Dataset items
>>>

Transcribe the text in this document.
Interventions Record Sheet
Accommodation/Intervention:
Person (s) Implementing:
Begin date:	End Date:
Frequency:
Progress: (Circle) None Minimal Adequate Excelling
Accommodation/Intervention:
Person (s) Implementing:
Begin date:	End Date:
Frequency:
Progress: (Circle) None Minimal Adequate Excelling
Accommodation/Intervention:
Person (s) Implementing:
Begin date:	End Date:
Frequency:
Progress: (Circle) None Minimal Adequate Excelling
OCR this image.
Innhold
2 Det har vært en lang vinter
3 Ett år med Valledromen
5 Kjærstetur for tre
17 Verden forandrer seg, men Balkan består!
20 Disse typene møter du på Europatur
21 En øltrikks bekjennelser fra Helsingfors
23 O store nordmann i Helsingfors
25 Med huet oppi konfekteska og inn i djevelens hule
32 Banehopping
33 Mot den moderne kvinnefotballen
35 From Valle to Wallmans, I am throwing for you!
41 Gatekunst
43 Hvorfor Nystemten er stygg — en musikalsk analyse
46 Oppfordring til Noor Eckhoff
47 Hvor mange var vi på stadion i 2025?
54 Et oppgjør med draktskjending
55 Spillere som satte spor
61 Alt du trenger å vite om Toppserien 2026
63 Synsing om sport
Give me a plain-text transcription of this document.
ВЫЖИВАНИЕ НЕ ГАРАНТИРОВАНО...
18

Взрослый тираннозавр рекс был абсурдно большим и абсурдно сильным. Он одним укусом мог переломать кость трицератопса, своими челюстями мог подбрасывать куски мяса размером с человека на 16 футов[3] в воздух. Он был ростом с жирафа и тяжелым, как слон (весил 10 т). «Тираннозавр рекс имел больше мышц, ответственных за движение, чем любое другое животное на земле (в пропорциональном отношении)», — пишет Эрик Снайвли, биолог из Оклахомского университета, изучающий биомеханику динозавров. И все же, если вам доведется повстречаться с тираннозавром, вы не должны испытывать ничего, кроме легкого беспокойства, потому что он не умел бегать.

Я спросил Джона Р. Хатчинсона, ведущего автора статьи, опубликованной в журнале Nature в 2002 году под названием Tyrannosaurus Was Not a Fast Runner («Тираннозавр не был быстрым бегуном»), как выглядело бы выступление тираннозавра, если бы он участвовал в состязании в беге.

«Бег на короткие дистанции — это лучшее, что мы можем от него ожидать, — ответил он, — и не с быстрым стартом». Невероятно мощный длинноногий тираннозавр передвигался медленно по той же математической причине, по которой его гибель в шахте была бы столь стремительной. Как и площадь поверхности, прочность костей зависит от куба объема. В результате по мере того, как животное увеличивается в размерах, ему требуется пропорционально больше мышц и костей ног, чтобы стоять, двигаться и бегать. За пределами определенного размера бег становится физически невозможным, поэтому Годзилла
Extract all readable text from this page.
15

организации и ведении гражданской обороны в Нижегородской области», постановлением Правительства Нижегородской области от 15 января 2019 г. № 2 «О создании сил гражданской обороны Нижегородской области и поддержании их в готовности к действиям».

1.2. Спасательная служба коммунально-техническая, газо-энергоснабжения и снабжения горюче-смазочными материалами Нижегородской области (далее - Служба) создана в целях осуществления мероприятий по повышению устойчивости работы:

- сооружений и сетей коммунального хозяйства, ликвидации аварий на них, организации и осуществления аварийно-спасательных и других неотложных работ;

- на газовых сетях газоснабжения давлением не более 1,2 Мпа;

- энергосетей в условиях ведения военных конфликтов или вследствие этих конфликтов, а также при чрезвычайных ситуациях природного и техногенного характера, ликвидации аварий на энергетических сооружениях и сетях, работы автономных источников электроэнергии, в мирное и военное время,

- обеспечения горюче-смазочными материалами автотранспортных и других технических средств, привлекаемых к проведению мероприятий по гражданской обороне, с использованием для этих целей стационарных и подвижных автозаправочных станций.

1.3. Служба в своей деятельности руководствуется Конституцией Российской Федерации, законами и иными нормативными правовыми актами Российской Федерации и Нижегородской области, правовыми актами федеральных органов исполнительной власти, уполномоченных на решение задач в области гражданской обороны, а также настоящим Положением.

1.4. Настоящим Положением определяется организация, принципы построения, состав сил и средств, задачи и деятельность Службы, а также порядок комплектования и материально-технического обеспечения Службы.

<<<

(EXERCISE REQUIREMENTS) Transcribe the material exactly as it reads.

(FINISHED EXERCISE)
Transcribe the text in this document.
Interventions Record Sheet
Accommodation/Intervention:
Person (s) Implementing:
Begin date:	End Date:
Frequency:
Progress: (Circle) None Minimal Adequate Excelling
Accommodation/Intervention:
Person (s) Implementing:
Begin date:	End Date:
Frequency:
Progress: (Circle) None Minimal Adequate Excelling
Accommodation/Intervention:
Person (s) Implementing:
Begin date:	End Date:
Frequency:
Progress: (Circle) None Minimal Adequate Excelling
OCR this image.
Innhold
2 Det har vært en lang vinter
3 Ett år med Valledromen
5 Kjærstetur for tre
17 Verden forandrer seg, men Balkan består!
20 Disse typene møter du på Europatur
21 En øltrikks bekjennelser fra Helsingfors
23 O store nordmann i Helsingfors
25 Med huet oppi konfekteska og inn i djevelens hule
32 Banehopping
33 Mot den moderne kvinnefotballen
35 From Valle to Wallmans, I am throwing for you!
41 Gatekunst
43 Hvorfor Nystemten er stygg — en musikalsk analyse
46 Oppfordring til Noor Eckhoff
47 Hvor mange var vi på stadion i 2025?
54 Et oppgjør med draktskjending
55 Spillere som satte spor
61 Alt du trenger å vite om Toppserien 2026
63 Synsing om sport
Give me a plain-text transcription of this document.
ВЫЖИВАНИЕ НЕ ГАРАНТИРОВАНО...
18

Взрослый тираннозавр рекс был абсурдно большим и абсурдно сильным. Он одним укусом мог переломать кость трицератопса, своими челюстями мог подбрасывать куски мяса размером с человека на 16 футов[3] в воздух. Он был ростом с жирафа и тяжелым, как слон (весил 10 т). «Тираннозавр рекс имел больше мышц, ответственных за движение, чем любое другое животное на земле (в пропорциональном отношении)», — пишет Эрик Снайвли, биолог из Оклахомского университета, изучающий биомеханику динозавров. И все же, если вам доведется повстречаться с тираннозавром, вы не должны испытывать ничего, кроме легкого беспокойства, потому что он не умел бегать.

Я спросил Джона Р. Хатчинсона, ведущего автора статьи, опубликованной в журнале Nature в 2002 году под названием Tyrannosaurus Was Not a Fast Runner («Тираннозавр не был быстрым бегуном»), как выглядело бы выступление тираннозавра, если бы он участвовал в состязании в беге.

«Бег на короткие дистанции — это лучшее, что мы можем от него ожидать, — ответил он, — и не с быстрым стартом». Невероятно мощный длинноногий тираннозавр передвигался медленно по той же математической причине, по которой его гибель в шахте была бы столь стремительной. Как и площадь поверхности, прочность костей зависит от куба объема. В результате по мере того, как животное увеличивается в размерах, ему требуется пропорционально больше мышц и костей ног, чтобы стоять, двигаться и бегать. За пределами определенного размера бег становится физически невозможным, поэтому Годзилла
Extract all readable text from this page.
15

организации и ведении гражданской обороны в Нижегородской области», постановлением Правительства Нижегородской области от 15 января 2019 г. № 2 «О создании сил гражданской обороны Нижегородской области и поддержании их в готовности к действиям».

1.2. Спасательная служба коммунально-техническая, газо-энергоснабжения и снабжения горюче-смазочными материалами Нижегородской области (далее - Служба) создана в целях осуществления мероприятий по повышению устойчивости работы:

- сооружений и сетей коммунального хозяйства, ликвидации аварий на них, организации и осуществления аварийно-спасательных и других неотложных работ;

- на газовых сетях газоснабжения давлением не более 1,2 Мпа;

- энергосетей в условиях ведения военных конфликтов или вследствие этих конфликтов, а также при чрезвычайных ситуациях природного и техногенного характера, ликвидации аварий на энергетических сооружениях и сетях, работы автономных источников электроэнергии, в мирное и военное время,

- обеспечения горюче-смазочными материалами автотранспортных и других технических средств, привлекаемых к проведению мероприятий по гражданской обороне, с использованием для этих целей стационарных и подвижных автозаправочных станций.

1.3. Служба в своей деятельности руководствуется Конституцией Российской Федерации, законами и иными нормативными правовыми актами Российской Федерации и Нижегородской области, правовыми актами федеральных органов исполнительной власти, уполномоченных на решение задач в области гражданской обороны, а также настоящим Положением.

1.4. Настоящим Положением определяется организация, принципы построения, состав сил и средств, задачи и деятельность Службы, а также порядок комплектования и материально-технического обеспечения Службы.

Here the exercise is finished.